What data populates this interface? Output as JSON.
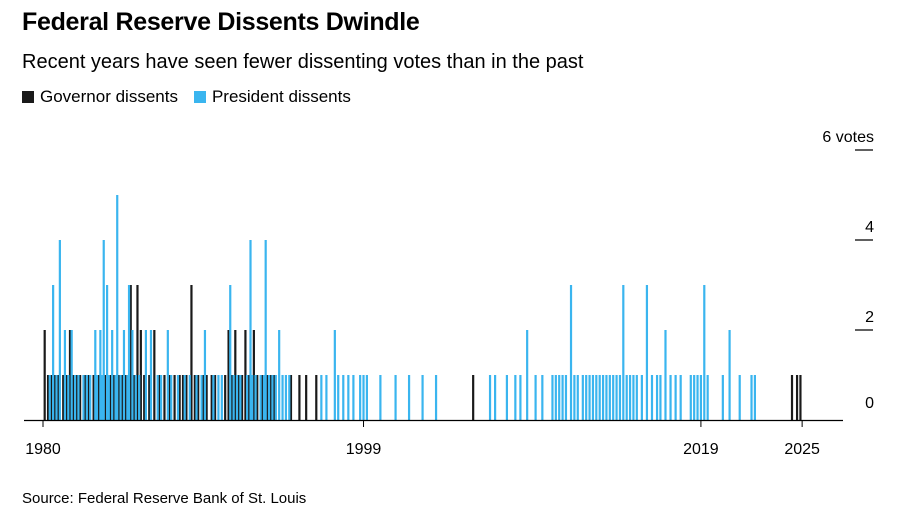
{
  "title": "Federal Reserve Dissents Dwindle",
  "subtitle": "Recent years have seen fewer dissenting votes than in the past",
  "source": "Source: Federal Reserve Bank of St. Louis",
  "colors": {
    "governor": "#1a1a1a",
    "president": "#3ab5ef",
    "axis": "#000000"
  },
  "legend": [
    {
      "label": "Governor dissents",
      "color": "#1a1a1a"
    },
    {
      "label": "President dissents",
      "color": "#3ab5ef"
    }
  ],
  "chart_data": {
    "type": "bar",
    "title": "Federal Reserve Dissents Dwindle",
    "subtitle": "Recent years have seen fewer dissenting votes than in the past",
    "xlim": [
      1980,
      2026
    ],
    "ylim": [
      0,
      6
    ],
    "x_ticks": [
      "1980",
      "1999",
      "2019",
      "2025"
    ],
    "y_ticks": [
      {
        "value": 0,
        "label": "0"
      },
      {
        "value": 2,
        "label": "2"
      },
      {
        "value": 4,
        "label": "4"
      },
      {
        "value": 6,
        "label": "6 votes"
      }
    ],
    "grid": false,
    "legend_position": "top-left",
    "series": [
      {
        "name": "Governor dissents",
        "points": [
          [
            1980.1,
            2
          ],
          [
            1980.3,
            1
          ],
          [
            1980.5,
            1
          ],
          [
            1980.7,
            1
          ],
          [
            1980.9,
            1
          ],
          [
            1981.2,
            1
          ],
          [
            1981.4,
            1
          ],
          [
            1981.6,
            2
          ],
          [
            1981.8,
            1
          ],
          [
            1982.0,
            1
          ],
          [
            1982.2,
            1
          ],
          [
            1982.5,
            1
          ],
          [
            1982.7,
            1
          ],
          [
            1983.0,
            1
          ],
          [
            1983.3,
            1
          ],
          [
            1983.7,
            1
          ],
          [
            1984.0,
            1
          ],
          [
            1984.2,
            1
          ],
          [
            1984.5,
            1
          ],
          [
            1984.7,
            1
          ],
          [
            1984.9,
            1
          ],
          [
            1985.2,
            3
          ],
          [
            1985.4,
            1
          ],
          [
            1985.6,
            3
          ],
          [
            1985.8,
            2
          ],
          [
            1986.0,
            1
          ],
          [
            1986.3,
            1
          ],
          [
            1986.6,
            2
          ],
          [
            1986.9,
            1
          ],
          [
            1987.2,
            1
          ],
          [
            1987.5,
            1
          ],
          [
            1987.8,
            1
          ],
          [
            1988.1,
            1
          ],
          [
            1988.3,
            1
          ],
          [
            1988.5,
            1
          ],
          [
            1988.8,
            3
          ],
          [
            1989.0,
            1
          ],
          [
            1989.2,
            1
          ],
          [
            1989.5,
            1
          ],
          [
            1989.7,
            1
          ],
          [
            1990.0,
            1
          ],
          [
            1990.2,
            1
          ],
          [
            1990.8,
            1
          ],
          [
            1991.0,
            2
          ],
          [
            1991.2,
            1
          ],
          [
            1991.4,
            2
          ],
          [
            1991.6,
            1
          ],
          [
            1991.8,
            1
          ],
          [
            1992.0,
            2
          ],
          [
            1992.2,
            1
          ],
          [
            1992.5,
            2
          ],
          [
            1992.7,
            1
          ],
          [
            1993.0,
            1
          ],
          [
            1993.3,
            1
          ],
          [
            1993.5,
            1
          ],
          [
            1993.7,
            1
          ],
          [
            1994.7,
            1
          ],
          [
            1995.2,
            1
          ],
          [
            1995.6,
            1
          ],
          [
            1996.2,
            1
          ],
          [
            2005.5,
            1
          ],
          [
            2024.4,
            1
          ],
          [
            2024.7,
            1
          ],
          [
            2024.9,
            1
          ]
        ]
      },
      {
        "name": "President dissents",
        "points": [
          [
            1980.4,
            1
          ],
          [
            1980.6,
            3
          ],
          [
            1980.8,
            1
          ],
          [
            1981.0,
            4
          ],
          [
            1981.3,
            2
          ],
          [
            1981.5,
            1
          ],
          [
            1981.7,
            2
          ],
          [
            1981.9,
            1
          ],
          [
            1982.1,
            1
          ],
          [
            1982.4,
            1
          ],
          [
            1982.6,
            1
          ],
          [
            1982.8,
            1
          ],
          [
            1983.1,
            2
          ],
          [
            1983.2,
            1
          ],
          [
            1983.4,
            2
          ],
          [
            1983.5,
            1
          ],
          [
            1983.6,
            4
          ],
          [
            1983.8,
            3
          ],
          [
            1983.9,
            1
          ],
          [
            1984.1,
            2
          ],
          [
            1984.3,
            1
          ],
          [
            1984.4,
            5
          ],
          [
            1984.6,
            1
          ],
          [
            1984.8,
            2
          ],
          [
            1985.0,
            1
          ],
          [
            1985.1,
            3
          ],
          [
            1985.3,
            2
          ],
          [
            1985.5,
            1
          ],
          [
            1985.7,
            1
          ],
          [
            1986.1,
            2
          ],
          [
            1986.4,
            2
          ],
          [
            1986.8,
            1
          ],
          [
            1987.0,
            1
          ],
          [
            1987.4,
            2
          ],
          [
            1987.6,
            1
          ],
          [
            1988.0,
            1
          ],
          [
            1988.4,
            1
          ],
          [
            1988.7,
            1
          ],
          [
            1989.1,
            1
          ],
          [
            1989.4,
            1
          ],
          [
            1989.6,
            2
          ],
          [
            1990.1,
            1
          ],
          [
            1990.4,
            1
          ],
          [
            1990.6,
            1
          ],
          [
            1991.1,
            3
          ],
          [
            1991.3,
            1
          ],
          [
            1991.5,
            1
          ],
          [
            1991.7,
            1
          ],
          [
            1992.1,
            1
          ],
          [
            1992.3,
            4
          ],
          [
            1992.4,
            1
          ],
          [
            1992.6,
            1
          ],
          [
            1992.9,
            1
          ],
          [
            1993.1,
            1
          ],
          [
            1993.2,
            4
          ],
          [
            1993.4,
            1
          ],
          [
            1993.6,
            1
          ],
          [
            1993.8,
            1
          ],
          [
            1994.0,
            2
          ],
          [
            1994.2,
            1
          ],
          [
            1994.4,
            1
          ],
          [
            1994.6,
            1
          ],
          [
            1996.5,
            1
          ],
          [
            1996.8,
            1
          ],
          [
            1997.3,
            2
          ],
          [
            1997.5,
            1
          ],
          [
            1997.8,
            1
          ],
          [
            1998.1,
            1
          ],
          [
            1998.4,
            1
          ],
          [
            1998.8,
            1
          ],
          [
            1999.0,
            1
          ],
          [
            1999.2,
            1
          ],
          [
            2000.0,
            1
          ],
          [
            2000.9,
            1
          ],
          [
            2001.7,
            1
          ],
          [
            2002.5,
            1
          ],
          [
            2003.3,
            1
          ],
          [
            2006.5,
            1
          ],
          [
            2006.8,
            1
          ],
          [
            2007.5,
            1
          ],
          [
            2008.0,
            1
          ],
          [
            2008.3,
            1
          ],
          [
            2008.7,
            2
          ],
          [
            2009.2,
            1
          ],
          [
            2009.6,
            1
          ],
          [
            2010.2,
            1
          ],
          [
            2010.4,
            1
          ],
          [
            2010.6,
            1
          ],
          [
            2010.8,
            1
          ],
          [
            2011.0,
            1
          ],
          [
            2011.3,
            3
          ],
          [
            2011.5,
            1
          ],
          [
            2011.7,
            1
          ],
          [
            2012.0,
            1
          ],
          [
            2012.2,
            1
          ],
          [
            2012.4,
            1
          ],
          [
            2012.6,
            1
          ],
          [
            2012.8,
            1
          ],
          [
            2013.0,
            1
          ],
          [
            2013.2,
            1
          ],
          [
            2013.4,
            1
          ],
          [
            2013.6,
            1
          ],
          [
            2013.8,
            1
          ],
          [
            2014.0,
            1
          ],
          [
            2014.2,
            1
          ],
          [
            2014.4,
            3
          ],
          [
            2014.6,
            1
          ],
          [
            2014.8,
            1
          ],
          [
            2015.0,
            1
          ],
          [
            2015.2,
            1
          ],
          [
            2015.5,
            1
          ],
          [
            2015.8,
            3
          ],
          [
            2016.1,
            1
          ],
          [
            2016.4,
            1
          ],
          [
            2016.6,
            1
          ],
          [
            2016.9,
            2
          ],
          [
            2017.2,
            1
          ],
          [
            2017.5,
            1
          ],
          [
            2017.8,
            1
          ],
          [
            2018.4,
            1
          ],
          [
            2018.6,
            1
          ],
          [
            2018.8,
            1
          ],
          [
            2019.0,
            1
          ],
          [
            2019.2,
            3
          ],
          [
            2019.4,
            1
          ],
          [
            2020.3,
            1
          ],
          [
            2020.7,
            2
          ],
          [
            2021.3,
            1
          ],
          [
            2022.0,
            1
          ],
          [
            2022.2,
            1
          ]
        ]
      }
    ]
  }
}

════════════════════

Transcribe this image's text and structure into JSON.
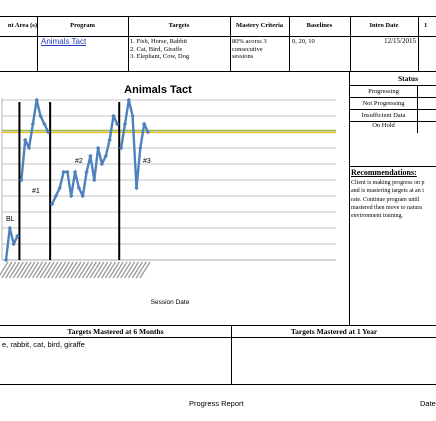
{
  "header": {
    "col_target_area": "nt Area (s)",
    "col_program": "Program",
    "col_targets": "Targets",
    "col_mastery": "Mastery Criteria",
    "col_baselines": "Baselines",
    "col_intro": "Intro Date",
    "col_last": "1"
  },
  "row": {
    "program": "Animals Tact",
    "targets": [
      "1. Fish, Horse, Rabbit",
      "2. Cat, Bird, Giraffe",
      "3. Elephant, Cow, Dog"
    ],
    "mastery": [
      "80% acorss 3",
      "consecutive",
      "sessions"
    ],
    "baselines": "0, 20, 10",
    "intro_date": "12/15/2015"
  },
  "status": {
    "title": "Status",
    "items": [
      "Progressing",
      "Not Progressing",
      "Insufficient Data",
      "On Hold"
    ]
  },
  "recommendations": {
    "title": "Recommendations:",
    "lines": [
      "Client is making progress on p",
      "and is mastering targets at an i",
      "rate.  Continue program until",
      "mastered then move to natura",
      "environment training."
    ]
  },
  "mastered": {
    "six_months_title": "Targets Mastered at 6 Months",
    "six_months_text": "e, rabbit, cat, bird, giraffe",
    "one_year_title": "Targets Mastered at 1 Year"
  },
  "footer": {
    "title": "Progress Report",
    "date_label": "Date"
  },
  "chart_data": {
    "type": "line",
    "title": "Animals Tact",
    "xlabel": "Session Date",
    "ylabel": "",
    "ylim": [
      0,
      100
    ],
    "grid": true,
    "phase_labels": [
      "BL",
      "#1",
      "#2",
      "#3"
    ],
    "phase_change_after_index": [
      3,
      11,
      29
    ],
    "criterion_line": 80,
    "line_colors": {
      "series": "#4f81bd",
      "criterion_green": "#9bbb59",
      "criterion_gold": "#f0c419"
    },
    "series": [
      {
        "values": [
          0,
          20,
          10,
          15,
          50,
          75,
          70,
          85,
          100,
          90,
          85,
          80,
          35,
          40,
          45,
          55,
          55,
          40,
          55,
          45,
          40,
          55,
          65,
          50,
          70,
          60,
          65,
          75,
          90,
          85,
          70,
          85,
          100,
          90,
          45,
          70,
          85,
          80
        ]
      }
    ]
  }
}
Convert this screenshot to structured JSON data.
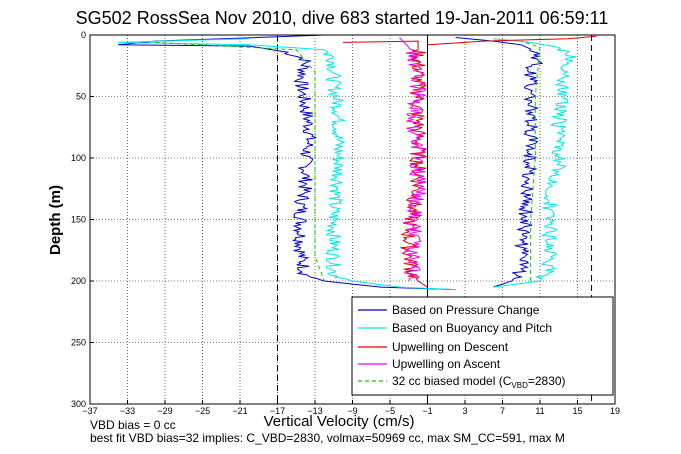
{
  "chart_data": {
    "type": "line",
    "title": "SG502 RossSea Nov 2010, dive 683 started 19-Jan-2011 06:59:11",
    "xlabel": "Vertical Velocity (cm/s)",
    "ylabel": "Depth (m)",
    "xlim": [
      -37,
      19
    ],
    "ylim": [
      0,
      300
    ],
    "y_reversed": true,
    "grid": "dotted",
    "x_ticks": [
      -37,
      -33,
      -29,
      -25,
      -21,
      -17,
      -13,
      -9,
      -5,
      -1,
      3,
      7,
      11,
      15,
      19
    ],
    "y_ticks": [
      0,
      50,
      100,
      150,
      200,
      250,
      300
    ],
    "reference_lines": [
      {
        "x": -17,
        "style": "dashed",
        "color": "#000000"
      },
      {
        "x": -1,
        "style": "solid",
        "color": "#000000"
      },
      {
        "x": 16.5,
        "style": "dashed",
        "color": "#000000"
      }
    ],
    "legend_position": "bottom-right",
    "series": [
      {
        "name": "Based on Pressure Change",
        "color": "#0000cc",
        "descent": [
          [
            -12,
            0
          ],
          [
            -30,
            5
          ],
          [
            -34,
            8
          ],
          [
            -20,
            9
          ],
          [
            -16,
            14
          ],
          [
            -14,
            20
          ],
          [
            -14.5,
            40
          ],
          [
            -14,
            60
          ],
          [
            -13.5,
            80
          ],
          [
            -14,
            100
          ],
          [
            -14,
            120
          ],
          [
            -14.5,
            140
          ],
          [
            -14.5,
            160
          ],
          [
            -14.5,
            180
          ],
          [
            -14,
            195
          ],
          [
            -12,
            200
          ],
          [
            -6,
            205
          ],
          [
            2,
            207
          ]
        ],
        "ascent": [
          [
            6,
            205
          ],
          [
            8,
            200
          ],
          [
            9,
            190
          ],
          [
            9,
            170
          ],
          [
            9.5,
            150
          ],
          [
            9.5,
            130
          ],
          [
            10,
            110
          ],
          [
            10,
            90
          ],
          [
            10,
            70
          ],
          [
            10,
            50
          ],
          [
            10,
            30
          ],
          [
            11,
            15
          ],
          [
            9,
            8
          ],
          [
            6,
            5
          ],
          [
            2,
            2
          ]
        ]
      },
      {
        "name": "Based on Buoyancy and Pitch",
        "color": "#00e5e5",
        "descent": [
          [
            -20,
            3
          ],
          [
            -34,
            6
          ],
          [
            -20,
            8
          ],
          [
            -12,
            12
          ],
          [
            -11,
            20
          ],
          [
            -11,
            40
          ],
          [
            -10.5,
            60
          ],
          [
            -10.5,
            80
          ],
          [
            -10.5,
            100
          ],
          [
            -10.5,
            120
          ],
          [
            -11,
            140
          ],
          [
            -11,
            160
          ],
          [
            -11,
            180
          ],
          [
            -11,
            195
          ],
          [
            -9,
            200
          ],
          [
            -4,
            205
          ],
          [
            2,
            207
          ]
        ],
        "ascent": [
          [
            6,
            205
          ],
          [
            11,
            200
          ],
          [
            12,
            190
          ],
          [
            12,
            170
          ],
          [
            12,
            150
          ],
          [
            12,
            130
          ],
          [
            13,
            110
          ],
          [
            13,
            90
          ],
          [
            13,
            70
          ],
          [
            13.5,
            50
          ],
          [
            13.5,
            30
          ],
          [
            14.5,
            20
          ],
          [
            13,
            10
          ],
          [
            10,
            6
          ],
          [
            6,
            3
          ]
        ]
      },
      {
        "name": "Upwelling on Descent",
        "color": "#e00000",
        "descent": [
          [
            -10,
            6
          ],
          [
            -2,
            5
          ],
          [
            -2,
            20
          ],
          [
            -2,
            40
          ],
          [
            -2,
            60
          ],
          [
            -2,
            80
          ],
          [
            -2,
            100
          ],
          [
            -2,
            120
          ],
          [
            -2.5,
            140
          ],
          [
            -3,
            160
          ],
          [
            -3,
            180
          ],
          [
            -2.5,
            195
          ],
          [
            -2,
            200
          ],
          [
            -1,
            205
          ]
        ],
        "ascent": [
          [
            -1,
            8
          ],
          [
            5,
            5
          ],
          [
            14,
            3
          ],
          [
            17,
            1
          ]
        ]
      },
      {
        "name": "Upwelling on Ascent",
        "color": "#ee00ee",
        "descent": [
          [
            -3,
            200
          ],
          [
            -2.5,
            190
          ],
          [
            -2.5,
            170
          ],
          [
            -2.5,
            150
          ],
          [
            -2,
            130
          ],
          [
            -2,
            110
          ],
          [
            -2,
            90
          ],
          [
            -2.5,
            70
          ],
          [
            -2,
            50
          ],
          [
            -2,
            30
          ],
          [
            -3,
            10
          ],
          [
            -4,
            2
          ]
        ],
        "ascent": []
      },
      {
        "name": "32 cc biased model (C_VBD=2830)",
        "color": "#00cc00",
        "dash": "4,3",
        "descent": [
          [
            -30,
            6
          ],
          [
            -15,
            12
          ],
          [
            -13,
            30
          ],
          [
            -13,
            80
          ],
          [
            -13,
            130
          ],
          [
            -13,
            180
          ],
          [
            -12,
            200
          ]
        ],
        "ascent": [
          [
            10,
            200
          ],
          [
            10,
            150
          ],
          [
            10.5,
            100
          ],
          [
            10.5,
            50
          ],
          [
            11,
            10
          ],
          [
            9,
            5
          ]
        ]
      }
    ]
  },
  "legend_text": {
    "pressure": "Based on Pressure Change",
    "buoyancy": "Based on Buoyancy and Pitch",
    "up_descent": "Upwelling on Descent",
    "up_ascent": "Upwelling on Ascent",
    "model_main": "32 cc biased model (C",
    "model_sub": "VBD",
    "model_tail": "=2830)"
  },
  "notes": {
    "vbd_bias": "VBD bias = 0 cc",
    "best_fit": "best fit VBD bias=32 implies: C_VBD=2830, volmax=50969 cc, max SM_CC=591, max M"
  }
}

════════════════════

**PROBLEM TO SOLVE**
Which lines of the data above contain "Upwelling"? Copy each one.

**THE SOLUTION**
        "name": "Upwelling on Descent",
        "name": "Upwelling on Ascent",
    "up_descent": "Upwelling on Descent",
    "up_ascent": "Upwelling on Ascent",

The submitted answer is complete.